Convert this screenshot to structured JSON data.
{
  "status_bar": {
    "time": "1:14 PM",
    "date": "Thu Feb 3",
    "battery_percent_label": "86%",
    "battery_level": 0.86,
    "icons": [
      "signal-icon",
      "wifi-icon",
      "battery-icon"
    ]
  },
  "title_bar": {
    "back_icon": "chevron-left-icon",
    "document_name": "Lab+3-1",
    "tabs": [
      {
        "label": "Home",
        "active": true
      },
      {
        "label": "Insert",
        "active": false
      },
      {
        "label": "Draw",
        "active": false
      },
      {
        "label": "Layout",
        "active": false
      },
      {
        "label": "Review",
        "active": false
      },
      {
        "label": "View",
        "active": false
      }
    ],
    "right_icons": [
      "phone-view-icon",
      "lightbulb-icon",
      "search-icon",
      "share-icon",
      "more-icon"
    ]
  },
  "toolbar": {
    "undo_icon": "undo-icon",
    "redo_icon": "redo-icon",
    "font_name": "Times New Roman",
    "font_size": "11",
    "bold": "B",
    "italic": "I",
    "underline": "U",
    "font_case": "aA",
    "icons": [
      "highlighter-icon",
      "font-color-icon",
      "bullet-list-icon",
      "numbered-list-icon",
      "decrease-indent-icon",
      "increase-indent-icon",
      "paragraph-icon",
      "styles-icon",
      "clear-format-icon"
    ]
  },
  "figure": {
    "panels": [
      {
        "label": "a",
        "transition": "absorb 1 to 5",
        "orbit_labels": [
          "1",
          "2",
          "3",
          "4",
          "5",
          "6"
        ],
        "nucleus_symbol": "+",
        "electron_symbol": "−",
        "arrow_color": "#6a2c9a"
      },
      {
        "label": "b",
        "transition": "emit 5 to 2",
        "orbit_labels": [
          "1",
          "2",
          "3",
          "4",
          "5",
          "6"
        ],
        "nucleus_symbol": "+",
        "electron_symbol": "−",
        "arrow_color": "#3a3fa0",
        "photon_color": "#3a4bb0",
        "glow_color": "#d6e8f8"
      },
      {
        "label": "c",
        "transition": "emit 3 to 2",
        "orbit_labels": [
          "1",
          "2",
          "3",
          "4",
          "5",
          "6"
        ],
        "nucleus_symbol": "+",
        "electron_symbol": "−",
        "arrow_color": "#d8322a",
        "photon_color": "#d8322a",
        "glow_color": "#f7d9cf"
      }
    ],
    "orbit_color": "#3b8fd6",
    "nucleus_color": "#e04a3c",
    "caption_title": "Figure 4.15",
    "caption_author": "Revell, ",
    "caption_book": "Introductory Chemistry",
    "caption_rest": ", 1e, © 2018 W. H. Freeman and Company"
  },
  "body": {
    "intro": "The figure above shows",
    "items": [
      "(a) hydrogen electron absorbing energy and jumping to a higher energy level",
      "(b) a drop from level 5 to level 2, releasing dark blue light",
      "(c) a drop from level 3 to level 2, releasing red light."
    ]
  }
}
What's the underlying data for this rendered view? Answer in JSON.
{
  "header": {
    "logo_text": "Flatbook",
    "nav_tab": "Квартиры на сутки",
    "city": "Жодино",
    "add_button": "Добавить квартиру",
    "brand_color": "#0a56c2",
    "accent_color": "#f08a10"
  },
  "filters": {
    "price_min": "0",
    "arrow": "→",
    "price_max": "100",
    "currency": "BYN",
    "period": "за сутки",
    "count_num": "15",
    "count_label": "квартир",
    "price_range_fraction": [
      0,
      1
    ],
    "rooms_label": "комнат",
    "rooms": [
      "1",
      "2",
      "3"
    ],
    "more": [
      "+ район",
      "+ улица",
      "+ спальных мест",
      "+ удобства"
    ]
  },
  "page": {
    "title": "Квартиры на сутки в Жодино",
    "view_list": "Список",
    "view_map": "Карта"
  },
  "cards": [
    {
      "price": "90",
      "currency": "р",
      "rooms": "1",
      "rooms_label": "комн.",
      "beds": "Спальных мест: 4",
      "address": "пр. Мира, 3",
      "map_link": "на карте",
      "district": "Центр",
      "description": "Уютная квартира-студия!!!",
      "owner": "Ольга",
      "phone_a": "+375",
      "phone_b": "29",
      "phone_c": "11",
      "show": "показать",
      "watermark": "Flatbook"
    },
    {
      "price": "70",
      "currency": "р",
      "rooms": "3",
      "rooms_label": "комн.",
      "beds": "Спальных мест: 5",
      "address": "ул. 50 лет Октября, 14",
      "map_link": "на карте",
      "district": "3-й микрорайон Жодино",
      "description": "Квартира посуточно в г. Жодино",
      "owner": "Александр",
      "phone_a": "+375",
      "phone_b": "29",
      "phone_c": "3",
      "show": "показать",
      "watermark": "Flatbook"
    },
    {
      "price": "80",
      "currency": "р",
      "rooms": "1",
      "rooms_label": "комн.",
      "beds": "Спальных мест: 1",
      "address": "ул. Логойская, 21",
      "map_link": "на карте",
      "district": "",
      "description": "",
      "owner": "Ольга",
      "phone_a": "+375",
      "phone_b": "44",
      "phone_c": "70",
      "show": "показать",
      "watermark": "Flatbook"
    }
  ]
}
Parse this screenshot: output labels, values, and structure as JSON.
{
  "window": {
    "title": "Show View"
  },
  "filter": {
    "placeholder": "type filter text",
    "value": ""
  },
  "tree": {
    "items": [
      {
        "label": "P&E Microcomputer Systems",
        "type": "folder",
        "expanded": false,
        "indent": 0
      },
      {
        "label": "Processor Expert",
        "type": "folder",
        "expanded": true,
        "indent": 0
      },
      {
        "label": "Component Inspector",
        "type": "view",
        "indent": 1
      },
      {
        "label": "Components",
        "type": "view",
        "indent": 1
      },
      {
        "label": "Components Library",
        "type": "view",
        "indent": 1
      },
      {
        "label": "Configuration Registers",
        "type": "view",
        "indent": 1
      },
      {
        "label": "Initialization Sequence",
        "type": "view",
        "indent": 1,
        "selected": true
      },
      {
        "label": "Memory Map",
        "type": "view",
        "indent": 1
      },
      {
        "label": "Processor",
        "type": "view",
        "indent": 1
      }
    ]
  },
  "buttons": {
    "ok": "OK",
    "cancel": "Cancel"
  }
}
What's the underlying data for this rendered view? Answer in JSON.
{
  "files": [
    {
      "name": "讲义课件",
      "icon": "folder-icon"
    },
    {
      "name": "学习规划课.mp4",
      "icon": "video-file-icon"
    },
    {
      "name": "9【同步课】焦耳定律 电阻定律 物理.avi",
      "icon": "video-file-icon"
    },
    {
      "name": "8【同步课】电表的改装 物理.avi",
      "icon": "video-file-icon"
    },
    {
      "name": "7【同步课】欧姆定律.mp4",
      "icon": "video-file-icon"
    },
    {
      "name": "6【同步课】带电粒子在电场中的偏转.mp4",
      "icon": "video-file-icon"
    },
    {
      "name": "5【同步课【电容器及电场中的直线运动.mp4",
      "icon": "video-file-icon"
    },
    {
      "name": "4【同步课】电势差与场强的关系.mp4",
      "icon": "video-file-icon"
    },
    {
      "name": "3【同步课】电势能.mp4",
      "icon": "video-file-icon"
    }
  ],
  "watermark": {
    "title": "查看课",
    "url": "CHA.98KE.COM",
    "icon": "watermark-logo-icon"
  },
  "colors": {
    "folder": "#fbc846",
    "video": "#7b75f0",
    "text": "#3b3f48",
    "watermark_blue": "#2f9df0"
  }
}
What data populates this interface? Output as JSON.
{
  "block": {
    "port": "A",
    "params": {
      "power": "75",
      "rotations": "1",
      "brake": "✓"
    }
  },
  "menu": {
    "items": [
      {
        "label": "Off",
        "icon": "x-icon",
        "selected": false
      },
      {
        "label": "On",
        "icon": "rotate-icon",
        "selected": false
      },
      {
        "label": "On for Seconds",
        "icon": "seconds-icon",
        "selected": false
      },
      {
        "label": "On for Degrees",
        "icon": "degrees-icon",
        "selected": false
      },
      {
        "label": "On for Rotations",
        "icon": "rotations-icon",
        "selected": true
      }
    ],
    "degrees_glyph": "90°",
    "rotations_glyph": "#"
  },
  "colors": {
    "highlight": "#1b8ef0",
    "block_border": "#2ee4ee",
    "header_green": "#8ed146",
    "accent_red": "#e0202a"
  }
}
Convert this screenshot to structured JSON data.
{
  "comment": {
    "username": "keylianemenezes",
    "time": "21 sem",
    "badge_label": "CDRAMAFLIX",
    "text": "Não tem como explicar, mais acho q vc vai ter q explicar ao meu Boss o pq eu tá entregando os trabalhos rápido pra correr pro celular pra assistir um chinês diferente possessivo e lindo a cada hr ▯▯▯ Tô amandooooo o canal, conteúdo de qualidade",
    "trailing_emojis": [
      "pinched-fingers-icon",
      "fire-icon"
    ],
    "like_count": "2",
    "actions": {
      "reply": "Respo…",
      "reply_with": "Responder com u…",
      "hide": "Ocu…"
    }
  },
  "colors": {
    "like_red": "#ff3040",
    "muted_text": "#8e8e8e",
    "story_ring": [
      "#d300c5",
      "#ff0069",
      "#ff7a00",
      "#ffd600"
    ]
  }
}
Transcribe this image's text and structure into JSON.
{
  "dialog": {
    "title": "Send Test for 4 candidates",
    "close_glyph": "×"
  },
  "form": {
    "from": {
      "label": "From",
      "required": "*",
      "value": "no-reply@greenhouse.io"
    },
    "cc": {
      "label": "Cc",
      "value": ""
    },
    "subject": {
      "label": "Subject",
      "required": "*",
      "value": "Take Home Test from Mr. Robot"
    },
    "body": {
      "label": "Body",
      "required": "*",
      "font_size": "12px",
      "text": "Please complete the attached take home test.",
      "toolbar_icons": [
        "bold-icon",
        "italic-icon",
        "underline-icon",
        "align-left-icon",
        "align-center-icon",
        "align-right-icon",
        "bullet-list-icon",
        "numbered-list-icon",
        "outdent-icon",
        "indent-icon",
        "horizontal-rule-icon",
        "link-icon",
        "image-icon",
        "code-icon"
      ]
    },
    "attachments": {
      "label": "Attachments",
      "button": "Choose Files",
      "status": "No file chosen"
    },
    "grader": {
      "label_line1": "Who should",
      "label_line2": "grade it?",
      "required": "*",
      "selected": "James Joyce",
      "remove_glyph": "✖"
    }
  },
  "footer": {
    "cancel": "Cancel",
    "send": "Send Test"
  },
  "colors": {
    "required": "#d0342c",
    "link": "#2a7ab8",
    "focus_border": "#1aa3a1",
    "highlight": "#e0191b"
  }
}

————

GIVEN EXERCISE:
Only the number is needed here: how many lines of the records contain "Processor"?

REPLY:
2